TASK ITEM –
Continue the editorial on STS and information technology below, starting right after its last sentence.

DOCUMENT EXTRACT –
For us – people and researchers trained in different and neighbouring fields such as sociology, participatory design, human-computer interaction, arts, and, of course, STS – this has sounded as a compelling input to effectively reflect upon the several meetings marking our research path, starting from our personal and professional encounter in the remote Portuguese island of Madeira, as well as from our mutual sense of belonging to and curiosity towards STS. As a result, we submitted a track proposal titled “STS meet ICT: politics and the collaborative turn in STS” to the EASST Conference, which received relevant feedback in terms of proposals. In this respect, the high quality of research and discussions shared in Lancaster has pushed us to pursue the intention to follow up this work by assembling a larger reflection focused on the intersections among the topics and issues discussed at the EASST Conference, which, not with surprise, reflect some of our own research interests: infrastructuring, collaboration and participation, the politics of technology and design.

Against this backdrop, we found the emergence of the so called “collaborative turn” in STS (Farías 2017) an engaging and fruitful framework whereby to develop a promising relation between collaborative forms of technological design and the politically-engaged character of STS (Sismondo 2008). In a 2016 editorial note for the EASST Review, Ignacio Farías discussed the wider transformations that STS might involve as intellectual practice. According to Farías, questions concerning ethical and political commitments of those researching around science and technology have become of interest for other disciplines (e.g. design, geography, architecture), contributing to an important transformation for STS to expand its theoretical grounds, analytical categories, and empirical sensibilities: “But what is now becoming apparent is again something different, namely, the consolidation of a collaborative mode of practicing STS involving committed action-research projects based on dialogue, mutual learning and caring relationships within heterogeneous collectives” (Farías, 2016, p. 5, emphasis added). Such a “collaborative mode of practicing STS” has been nurtured by the increasing general prominence of critical approaches such as feminist and postcolonial perspectives as well as the meetings with more applied fields such as participatory design, information science, and critical technical practice. 

As this special edition goes “to press” its editors are in lockdown because of the coronavirus, and the memory of a live international conference devoted to meetings seems very distant. Indeed, the lockdown has accelerated and reified the trend (especially for academics and other “knowledge workers”) toward work largely defined by mediated electronic communications, simply by removing alternatives. Software was already eating the world, but the global pandemic has sped up the digestive process by pushing many more of our daily acts – from securing food to saying last goodbye to sick loved ones – onto ICT-based platforms. The importance of understanding how our societies are building and in turn being affected by an infrastructure of ICTs is even more urgent than when we launched the call. 

In particular, as many countries face a novel situation of having to conduct decorporealized politics and elections, the interplay of politics and technical platforms – long a consideration of STS – takes center stage. Papers in this collection look at civic and community engagements with the crafting of ICTs, including citizen science approaches and community networks. Several papers explicitly detail the tensions between the kind of formalized relationships that ICTs typically reify, i.e. through “roles” and monetary modeling, with relationships of commons and care. Bidwell, for example, warns that certain approaches to sustainability “promote monetary metrics over more nuanced evaluations of human connectivity,” and argues that emphasizing social coordination may help disentangle community networks from capitalism. This work takes on a new kind of urgency now, as the global pandemic transitions to a global depression, the likes of which we may never have seen. How will we construct ICTs as a form of civic infrastructure which can help us tend to each other, our communities, and our democracies?

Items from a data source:

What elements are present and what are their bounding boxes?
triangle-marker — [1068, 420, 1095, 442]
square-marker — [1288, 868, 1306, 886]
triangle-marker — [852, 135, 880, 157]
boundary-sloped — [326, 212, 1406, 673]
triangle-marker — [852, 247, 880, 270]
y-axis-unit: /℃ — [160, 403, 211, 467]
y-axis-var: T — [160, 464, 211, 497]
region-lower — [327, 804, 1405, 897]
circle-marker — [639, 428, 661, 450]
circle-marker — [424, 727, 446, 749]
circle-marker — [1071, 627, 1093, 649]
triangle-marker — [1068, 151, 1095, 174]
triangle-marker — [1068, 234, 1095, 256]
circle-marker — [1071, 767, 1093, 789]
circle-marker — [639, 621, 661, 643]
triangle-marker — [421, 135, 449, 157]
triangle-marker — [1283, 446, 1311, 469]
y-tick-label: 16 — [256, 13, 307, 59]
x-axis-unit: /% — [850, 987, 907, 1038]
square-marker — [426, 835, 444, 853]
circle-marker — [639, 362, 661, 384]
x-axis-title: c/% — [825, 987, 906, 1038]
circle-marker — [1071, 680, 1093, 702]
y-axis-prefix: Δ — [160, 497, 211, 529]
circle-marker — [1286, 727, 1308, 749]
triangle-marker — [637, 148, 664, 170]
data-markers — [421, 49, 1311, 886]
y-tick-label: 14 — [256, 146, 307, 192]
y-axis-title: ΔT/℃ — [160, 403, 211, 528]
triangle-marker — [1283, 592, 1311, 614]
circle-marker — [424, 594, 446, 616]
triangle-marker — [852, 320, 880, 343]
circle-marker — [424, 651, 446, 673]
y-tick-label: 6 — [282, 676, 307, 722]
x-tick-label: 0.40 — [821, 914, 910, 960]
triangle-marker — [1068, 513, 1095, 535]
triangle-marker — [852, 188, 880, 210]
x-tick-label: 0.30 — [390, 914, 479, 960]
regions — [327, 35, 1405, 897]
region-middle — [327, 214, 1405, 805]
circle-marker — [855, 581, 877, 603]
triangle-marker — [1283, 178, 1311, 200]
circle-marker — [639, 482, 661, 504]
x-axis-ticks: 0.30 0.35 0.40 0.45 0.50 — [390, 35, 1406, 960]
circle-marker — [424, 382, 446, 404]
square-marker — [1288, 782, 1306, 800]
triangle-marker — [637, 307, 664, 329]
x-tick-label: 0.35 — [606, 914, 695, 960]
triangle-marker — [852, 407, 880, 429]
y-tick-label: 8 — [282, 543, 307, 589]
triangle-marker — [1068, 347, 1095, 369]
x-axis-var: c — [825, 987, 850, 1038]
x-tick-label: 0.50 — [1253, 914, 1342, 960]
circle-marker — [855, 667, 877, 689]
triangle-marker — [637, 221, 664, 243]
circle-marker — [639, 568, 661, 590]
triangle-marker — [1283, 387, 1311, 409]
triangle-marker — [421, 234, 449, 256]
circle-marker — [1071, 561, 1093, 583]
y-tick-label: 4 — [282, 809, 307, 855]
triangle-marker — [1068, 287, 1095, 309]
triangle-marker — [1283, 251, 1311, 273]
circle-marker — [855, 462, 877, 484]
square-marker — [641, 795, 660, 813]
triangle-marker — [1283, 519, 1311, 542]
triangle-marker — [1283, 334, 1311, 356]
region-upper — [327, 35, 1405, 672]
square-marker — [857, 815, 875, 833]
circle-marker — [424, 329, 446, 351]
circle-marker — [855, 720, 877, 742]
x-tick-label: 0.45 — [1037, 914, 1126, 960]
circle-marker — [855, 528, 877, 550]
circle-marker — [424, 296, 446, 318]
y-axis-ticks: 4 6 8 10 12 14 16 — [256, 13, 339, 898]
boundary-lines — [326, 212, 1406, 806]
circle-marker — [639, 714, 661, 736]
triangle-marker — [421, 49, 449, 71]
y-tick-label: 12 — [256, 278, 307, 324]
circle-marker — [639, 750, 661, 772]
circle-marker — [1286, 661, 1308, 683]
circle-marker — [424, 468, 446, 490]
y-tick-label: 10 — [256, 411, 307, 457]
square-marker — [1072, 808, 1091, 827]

ANSWER BELOW –
Our own work has been interested in the ways in which tools, practices and people cross the bounds of design and use, and understanding such a process as one of infrastructuring. Where infrastructuring is used to help understand commoning activities has been part of our own background – in particular with the recent Commonfare project – and thus part of our motivation for this special issue. For the submitted papers, each contributes to different aspects of the connection between these concepts, be they in different empirical contexts, in different working situations.

Thus, with the question of infrastructuring the commons as a background, we evoked the disciplinary intersection of STS with design studies and information science; the epistemological meeting between STS and critical perspectives; the making of new alliances between researchers, activists and local population; the convergence of institutional interests and research practices to promote alternative sociotechnical infrastructures.

This resulted in seven papers by nine different authors from a diversity of countries and institutions which have been included in this issue, after reviews by a multitude of reviewers (thanks to all!) and two rounds of editing of the papers themselves. The rich and multi-faceted special issue that has emerged in responding to our call on “Infrastructuring the Commons today, when STS meets ICT” provides theoretical, empirical, and diverse contributions, reflecting a debate that is alive and productive.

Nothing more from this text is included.